- [COMPLETE THE FOLLOWING]:
**A)** Answer these questions from the Cdt methods passage, one line each, marked as they are:
(i) Which primer pair was used to construct pGEMCdtABC1?
(ii) At what concentration and for how long was IPTG used to induce the cultures?
(iii) At what speed and for how long was the suspension centrifuged after incubation on ice?
**B)** Write the next part of the Cdt methods passage, starting after its last sentence.

The synthetic oligonucleotide primer pairs shown in Table S1 were used to amplify two cdt orfs. To distinguish two cdts, the pGEMCdtABC1 plasmid was constructed using P1/P2, which contains the front cdt, and an additional 1 kb of sequence upstream of cdtA and 1 kb of sequence downstream of cdtC gene. Similarly, the plasmid pGEMCdtABC2 was constructed using P3/P4, containing the post orf and an additional 1 kb of sequence upstream of cdtC and 1 kb of sequence downstream of cdtA. Individual expression plasmids were constructed for each Cdt subunit in pET28a: pET28aCdtA, pET28aCdtB and pET28aCdtC. Construction of these plasmids involved two sequential PCR. The first reaction used the primers indicated in pGEMCdtABC1 and pGEMCdtABC2, as templates. The products of the first PCR were then used as template to amplify individual cdt genes in each cdt orf. The resulting PCR products were then cloned in pET28a, and the plasmids were transformed into E. coli BL21 (DE3).

Isolation of Recombinant CdtA, CdtB and CdtC Proteins

Cultures of transformed E. coli BL21 (pET28aCdtA, pET28aCdtB and pET28aCdtC) were grown in 1 L of LB broth and induced with 1 mM IPTG for 3 h. Bacteria were harvested, washed and suspended in 10 ml of 1× binding buffer (5 mM imidazole, 0.5 M NaCl, 20 mM Tris-HCl, pH 7.9). The suspension was sonicated and centrifuged at 6,000 g for 15 min. The final inclusion body pellets were suspended in 10 ml of 1× binding buffer containing 6 M urea. After incubation on ice for 1 h to dissolve the protein completely, the suspension was centrifuged at 12,000 g for 30 min. The bacterial extracts were isolated by nickel affinity chromatography, and the eluted proteins were dialysed against 10 mM Tris-HCl (pH 7.9), 100 mM NaCl, 5 mM MgCl2 to promote refolding.

- [AVAILABLE DATA]:
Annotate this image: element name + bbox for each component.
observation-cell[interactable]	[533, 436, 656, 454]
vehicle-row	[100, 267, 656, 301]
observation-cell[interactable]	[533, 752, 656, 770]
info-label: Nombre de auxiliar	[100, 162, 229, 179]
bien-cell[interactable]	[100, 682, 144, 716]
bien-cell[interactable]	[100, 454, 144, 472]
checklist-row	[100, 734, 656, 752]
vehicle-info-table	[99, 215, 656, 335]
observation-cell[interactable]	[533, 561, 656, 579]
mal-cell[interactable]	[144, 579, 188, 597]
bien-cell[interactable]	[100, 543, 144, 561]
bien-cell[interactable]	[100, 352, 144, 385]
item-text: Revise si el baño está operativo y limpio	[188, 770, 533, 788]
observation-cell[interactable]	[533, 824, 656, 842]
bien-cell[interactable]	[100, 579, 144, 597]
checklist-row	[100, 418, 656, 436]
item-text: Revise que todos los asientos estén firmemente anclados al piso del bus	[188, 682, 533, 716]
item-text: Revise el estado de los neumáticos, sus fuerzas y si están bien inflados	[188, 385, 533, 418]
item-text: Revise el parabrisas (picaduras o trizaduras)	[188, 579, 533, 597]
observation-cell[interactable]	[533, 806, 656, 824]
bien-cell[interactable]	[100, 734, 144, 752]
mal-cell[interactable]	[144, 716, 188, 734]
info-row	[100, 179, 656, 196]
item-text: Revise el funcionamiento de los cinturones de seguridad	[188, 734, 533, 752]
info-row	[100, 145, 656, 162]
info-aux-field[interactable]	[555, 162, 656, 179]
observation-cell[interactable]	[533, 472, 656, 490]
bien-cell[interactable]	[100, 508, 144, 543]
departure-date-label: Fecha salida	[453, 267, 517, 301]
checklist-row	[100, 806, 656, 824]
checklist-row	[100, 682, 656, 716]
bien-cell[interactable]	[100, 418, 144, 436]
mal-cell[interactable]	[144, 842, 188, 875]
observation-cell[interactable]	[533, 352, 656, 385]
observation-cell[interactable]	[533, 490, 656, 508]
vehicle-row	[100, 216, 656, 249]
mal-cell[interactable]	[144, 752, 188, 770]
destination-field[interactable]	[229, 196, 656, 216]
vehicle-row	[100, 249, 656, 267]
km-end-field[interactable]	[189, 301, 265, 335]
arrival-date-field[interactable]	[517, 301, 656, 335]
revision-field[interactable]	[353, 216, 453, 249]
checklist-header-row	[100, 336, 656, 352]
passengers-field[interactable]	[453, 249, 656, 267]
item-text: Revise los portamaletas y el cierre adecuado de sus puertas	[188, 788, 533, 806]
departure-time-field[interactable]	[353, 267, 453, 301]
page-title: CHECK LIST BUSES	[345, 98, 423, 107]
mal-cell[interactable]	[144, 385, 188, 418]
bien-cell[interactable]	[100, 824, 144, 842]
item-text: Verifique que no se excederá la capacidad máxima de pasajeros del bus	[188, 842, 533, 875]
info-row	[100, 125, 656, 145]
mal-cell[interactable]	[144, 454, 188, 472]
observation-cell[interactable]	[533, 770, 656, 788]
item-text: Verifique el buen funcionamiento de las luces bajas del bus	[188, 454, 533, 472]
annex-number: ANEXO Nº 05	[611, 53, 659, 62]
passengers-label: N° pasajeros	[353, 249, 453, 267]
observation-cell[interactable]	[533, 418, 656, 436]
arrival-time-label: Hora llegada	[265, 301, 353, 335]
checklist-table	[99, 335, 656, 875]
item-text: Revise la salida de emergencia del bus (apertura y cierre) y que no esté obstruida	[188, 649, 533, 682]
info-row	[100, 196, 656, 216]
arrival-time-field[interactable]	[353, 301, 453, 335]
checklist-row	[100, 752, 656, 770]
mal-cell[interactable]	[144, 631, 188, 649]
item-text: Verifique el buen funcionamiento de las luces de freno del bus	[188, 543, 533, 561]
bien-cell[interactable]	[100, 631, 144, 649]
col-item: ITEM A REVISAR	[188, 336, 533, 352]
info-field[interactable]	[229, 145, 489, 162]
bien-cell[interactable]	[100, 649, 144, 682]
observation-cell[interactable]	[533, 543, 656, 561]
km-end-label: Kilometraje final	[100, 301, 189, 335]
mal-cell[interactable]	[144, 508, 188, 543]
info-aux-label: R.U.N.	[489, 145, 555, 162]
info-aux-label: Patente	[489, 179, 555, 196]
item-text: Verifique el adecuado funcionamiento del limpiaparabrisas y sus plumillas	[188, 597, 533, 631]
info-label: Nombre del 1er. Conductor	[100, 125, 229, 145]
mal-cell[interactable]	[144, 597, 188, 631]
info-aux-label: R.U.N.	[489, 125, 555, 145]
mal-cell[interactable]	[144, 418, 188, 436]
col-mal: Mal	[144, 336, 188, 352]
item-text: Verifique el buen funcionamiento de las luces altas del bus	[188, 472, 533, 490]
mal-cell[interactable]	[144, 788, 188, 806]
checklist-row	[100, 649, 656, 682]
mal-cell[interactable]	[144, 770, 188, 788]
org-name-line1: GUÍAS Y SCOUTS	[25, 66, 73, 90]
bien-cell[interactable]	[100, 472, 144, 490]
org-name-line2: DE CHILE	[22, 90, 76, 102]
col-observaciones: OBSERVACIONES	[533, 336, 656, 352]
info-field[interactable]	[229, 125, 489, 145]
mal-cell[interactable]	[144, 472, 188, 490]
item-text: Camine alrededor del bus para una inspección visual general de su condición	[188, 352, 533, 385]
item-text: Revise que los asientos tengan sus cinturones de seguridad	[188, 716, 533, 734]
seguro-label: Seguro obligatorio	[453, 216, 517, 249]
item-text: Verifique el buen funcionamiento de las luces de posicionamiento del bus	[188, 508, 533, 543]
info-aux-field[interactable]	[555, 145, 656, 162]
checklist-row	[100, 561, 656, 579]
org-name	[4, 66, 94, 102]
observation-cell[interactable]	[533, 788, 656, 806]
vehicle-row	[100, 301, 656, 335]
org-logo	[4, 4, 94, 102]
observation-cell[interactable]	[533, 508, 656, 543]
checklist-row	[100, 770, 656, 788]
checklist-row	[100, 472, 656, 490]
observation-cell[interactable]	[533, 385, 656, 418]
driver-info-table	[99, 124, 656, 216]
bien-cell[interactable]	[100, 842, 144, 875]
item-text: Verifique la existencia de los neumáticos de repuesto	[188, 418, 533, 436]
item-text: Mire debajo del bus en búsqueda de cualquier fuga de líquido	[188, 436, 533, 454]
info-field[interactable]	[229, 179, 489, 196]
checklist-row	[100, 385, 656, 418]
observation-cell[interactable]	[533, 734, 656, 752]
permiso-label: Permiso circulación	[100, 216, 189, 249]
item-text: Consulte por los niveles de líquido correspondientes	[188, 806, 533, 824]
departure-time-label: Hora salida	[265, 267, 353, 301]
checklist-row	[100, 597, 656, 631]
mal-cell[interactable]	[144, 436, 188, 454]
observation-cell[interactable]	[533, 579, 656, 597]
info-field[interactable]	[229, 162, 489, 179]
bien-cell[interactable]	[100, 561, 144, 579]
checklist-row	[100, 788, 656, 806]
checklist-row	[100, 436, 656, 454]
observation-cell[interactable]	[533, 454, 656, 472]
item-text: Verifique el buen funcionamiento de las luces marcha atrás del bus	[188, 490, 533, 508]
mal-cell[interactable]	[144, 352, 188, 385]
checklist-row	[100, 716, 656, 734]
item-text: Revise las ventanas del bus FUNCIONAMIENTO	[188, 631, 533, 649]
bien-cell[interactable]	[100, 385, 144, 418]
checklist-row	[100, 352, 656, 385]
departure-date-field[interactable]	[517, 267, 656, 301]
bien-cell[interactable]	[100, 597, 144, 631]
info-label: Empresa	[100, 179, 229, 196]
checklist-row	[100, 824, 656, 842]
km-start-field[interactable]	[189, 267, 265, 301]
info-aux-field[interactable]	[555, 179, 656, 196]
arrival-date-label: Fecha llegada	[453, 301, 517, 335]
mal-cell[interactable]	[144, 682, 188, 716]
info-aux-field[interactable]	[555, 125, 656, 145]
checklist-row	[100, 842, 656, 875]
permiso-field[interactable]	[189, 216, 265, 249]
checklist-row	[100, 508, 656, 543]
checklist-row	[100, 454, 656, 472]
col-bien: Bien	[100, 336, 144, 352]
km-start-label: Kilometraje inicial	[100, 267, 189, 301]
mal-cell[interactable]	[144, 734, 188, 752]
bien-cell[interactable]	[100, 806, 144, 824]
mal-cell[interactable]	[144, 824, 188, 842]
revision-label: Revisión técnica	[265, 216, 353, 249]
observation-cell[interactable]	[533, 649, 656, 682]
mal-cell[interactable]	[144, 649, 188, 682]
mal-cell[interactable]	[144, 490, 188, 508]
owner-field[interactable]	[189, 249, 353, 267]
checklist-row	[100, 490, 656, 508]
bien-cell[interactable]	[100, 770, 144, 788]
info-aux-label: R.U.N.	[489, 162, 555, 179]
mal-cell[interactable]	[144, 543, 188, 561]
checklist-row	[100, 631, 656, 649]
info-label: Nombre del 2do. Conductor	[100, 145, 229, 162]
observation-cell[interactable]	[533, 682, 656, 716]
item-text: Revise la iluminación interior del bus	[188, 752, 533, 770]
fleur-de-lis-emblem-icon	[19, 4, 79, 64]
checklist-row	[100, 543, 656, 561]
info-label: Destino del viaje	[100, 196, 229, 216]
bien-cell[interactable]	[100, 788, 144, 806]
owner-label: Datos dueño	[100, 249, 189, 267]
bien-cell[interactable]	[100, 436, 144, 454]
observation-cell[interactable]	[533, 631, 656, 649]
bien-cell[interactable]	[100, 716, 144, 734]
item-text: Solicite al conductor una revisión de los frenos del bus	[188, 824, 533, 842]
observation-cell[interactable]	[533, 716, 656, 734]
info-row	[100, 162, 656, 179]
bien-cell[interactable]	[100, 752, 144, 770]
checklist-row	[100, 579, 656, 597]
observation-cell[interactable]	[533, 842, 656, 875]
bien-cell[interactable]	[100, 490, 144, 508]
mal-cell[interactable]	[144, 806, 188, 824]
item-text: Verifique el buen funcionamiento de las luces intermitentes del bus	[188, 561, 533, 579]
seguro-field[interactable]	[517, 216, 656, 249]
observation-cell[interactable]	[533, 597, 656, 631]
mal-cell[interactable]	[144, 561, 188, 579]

- [ANSWERS PROVIDED]:
**A)**
(i) P1/P2
(ii) 1 mM for 3 h
(iii) 12,000 g for 30 min

**B)**
DNAse activity assay

DNase activity was assessed as described before [25]. Supercoiled pET28a plasmid DNA (1 µg per reaction) was incubated with various amounts of purified His-tagged CdtB protein (0–8 µg of protein per reaction).Gels were stained with ethidium bromide to view any changes in the electrophoretic mobility of the supercoiled plasmid DNA band.

Construction of CdtB and CdtC Mutants

Mutagenesis of the cdtB and cdtC gene was performed using the Chameleon double-stranded, site-directed mutagenesis kit (Table S2) (Stratagene, Santa Clara, CA). Those amino acids of CdtB corresponding to DNase I active site residues and those amino acids of CRAC site in CdtC were chosen for mutagenesis.

The pET28aCdtB and pET28aCdtC plasmids served as the template for mutagenesis. Amplification of the mutant plasmids was conducted using PfuUltra HF DNA polymerase, construction and characterization of these plasmids was previously described. All mutants were verified by DNA sequencing. The expression of the plasmids and purification of the mutant peptides are described below.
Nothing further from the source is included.